# [Problem description]
All of the records listed below should be retyped exactly.

·····

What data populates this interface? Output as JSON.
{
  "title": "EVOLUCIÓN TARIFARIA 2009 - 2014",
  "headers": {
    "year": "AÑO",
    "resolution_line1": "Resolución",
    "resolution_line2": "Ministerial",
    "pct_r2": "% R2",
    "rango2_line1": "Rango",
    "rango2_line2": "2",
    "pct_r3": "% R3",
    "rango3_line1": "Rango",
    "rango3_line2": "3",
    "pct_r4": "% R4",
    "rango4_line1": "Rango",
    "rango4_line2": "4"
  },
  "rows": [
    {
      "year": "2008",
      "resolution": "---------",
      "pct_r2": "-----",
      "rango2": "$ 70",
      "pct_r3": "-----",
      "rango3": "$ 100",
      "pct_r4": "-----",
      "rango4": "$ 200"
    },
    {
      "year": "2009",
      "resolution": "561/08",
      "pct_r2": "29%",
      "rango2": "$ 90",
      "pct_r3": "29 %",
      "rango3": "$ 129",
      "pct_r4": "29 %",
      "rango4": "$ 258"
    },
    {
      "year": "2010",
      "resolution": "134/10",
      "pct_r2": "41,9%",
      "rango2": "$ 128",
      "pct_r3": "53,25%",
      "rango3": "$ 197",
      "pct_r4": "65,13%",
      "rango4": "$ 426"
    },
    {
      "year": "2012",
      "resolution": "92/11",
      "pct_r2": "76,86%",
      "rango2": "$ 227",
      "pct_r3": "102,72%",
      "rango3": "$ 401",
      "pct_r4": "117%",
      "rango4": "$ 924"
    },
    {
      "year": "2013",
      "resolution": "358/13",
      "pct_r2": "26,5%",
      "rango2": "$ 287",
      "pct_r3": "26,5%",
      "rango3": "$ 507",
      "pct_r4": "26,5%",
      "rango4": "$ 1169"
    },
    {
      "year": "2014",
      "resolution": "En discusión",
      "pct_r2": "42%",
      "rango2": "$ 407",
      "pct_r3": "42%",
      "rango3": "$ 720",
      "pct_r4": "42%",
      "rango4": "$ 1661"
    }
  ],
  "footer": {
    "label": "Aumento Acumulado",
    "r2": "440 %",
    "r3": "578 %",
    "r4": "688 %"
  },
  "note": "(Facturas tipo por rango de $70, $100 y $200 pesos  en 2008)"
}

·····

# [Answer to this task]
What data populates this interface? Output as JSON.
{
  "title": "EVOLUCIÓN TARIFARIA 2009 - 2014",
  "headers": {
    "year": "AÑO",
    "resolution_line1": "Resolución",
    "resolution_line2": "Ministerial",
    "pct_r2": "% R2",
    "rango2_line1": "Rango",
    "rango2_line2": "2",
    "pct_r3": "% R3",
    "rango3_line1": "Rango",
    "rango3_line2": "3",
    "pct_r4": "% R4",
    "rango4_line1": "Rango",
    "rango4_line2": "4"
  },
  "rows": [
    {
      "year": "2008",
      "resolution": "---------",
      "pct_r2": "-----",
      "rango2": "$ 70",
      "pct_r3": "-----",
      "rango3": "$ 100",
      "pct_r4": "-----",
      "rango4": "$ 200"
    },
    {
      "year": "2009",
      "resolution": "561/08",
      "pct_r2": "29%",
      "rango2": "$ 90",
      "pct_r3": "29 %",
      "rango3": "$ 129",
      "pct_r4": "29 %",
      "rango4": "$ 258"
    },
    {
      "year": "2010",
      "resolution": "134/10",
      "pct_r2": "41,9%",
      "rango2": "$ 128",
      "pct_r3": "53,25%",
      "rango3": "$ 197",
      "pct_r4": "65,13%",
      "rango4": "$ 426"
    },
    {
      "year": "2012",
      "resolution": "92/11",
      "pct_r2": "76,86%",
      "rango2": "$ 227",
      "pct_r3": "102,72%",
      "rango3": "$ 401",
      "pct_r4": "117%",
      "rango4": "$ 924"
    },
    {
      "year": "2013",
      "resolution": "358/13",
      "pct_r2": "26,5%",
      "rango2": "$ 287",
      "pct_r3": "26,5%",
      "rango3": "$ 507",
      "pct_r4": "26,5%",
      "rango4": "$ 1169"
    },
    {
      "year": "2014",
      "resolution": "En discusión",
      "pct_r2": "42%",
      "rango2": "$ 407",
      "pct_r3": "42%",
      "rango3": "$ 720",
      "pct_r4": "42%",
      "rango4": "$ 1661"
    }
  ],
  "footer": {
    "label": "Aumento Acumulado",
    "r2": "440 %",
    "r3": "578 %",
    "r4": "688 %"
  },
  "note": "(Facturas tipo por rango de $70, $100 y $200 pesos  en 2008)"
}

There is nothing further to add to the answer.